## Data for this exercise
* * *
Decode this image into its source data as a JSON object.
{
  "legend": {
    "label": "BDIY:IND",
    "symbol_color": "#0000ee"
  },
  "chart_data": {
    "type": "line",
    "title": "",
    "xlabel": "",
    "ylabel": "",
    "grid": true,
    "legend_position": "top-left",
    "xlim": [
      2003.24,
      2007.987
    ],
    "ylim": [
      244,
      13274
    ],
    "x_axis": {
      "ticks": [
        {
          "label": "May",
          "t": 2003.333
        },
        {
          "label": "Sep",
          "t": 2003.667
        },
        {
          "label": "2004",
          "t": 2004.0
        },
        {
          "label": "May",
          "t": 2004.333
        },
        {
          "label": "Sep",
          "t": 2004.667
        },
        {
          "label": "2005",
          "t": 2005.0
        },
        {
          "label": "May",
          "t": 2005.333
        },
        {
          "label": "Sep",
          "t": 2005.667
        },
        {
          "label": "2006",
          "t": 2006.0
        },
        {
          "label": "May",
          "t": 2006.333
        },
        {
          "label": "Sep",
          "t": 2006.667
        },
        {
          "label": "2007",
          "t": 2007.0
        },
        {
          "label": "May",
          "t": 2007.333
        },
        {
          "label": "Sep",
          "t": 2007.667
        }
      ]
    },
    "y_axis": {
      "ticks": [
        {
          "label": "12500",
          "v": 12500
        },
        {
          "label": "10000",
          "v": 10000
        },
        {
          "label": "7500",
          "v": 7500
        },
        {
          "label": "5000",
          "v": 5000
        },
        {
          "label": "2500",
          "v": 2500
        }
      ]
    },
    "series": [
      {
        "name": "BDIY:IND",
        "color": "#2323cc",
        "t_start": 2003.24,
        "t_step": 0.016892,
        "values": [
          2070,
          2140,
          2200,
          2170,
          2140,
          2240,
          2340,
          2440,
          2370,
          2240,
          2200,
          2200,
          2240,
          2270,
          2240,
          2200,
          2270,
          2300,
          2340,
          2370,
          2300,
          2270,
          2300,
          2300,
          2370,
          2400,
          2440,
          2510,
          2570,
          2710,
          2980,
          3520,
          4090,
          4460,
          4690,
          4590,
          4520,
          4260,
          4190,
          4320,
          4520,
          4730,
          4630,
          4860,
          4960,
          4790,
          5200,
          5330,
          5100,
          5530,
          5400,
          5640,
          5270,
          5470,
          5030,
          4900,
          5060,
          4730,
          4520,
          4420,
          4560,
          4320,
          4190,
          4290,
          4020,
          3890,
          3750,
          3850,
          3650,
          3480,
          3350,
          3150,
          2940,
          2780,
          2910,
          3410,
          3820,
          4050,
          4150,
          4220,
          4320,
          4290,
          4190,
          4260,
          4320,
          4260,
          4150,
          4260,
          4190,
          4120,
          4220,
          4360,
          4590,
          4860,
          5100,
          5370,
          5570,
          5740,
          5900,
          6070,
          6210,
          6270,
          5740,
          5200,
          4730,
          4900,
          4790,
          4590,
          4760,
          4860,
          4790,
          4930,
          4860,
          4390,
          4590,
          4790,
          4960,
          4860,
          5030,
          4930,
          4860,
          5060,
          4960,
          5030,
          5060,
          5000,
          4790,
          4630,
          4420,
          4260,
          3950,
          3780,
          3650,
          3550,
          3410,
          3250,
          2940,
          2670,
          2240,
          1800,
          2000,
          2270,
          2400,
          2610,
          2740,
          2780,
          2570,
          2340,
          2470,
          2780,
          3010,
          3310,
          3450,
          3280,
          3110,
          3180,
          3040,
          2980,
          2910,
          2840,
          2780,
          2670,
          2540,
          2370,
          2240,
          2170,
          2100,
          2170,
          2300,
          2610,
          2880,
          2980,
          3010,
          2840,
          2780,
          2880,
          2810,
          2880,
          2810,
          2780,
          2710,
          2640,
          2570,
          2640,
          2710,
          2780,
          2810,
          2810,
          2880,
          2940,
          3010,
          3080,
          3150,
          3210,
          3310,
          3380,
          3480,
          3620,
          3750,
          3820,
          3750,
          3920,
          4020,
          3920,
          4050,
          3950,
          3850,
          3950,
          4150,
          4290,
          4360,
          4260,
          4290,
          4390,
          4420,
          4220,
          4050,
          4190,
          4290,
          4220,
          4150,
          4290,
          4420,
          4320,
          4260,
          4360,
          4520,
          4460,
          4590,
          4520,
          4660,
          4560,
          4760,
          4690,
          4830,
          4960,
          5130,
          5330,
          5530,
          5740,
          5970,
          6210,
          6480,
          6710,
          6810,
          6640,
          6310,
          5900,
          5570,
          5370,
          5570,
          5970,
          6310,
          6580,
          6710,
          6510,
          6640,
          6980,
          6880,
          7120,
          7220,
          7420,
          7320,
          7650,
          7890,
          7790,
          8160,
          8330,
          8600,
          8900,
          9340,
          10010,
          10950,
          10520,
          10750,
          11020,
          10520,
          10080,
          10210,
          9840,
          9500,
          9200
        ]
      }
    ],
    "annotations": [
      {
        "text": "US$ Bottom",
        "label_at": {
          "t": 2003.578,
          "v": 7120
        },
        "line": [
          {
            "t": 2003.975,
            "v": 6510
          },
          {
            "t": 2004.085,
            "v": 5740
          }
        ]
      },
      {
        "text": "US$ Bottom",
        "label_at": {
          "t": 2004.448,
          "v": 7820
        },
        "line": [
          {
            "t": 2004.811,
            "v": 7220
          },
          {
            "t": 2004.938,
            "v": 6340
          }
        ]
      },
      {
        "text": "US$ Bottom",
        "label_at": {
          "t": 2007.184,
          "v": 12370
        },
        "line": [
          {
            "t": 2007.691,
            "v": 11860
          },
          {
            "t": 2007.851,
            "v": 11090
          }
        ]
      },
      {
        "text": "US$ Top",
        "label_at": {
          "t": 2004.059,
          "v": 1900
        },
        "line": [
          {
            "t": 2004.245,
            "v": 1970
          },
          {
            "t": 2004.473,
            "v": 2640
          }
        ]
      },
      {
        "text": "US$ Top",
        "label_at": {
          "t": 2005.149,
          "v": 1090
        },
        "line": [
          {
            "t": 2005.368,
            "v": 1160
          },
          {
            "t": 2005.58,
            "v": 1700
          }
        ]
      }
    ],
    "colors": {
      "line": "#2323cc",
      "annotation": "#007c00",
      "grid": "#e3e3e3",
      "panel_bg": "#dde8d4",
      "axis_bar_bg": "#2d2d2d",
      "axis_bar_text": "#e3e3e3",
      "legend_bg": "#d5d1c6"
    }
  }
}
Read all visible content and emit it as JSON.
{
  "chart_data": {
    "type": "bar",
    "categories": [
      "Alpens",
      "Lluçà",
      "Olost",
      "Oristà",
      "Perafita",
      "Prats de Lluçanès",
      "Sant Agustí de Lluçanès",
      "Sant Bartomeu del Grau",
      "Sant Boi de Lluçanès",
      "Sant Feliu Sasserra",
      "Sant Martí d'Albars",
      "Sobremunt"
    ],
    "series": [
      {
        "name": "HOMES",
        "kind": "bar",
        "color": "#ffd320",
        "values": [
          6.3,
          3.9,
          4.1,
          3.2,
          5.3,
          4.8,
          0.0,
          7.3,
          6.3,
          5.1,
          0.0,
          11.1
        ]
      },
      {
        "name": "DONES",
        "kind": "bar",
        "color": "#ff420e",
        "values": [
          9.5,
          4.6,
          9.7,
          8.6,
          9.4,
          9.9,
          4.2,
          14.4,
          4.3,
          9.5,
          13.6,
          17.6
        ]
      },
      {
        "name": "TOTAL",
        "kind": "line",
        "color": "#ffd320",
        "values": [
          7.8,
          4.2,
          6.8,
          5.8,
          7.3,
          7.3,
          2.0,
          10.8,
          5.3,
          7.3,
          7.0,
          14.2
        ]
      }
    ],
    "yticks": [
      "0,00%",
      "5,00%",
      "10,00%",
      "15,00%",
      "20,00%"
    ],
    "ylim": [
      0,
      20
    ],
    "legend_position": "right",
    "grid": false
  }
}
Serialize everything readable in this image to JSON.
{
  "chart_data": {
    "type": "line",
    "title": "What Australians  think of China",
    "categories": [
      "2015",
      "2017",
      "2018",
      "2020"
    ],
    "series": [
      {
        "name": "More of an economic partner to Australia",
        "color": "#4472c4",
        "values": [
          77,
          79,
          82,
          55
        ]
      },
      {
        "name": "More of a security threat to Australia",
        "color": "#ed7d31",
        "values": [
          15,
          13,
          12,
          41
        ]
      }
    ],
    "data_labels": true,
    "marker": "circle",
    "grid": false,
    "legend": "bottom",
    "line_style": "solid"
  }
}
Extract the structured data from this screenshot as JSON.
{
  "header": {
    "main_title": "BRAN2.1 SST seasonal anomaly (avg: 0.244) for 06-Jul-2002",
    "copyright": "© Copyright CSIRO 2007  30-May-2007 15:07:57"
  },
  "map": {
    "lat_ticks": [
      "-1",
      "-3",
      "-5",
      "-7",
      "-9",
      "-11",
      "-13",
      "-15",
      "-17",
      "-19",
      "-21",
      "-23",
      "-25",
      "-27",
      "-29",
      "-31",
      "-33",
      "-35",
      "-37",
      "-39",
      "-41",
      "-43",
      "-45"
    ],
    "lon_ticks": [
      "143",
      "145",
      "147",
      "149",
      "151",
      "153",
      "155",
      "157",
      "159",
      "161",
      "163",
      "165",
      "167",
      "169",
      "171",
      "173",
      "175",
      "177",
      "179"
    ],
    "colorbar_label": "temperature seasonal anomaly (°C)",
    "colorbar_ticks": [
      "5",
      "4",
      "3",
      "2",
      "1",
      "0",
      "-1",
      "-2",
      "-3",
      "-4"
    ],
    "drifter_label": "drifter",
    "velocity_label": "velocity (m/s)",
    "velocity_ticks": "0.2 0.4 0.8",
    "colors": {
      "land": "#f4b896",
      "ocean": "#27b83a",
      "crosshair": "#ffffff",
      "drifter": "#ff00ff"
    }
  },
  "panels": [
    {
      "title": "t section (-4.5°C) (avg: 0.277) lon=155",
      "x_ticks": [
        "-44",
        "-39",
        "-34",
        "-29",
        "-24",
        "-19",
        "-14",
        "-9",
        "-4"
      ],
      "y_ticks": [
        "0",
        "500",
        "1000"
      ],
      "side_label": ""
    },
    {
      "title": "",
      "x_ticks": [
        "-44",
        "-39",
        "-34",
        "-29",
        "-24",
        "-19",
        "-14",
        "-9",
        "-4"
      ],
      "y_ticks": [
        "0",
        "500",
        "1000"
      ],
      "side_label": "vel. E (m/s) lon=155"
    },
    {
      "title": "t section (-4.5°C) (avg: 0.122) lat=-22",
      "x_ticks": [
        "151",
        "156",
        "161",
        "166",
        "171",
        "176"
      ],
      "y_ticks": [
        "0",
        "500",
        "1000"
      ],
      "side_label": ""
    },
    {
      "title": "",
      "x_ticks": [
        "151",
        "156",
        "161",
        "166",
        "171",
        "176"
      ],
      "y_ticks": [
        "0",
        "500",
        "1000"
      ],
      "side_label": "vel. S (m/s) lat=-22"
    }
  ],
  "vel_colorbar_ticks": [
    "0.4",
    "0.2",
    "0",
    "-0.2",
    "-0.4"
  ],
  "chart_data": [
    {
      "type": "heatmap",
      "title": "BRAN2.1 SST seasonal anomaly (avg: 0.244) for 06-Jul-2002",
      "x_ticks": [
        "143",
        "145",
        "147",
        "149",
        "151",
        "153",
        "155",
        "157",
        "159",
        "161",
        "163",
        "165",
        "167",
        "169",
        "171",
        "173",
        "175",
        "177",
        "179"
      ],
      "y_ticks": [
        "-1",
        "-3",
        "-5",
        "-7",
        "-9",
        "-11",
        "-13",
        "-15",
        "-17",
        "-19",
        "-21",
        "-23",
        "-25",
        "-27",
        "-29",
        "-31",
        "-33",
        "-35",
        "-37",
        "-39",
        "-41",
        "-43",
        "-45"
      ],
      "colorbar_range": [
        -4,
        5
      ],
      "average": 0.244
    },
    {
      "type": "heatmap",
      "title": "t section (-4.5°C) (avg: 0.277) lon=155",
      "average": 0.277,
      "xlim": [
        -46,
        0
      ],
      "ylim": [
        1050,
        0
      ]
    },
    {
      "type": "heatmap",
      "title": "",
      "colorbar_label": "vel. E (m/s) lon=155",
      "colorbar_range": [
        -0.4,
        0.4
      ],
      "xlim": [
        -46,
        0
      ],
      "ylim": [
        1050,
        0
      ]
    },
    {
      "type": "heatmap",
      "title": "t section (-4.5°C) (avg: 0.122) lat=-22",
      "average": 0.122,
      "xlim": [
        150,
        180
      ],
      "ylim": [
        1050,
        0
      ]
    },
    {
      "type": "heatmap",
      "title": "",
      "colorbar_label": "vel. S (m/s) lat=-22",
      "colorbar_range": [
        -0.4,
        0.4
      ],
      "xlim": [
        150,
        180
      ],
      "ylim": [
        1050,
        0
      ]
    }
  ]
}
* * *
## What to do
Report only the number of lines that hold the string "Lluçanès" in this listing.

## Task response
3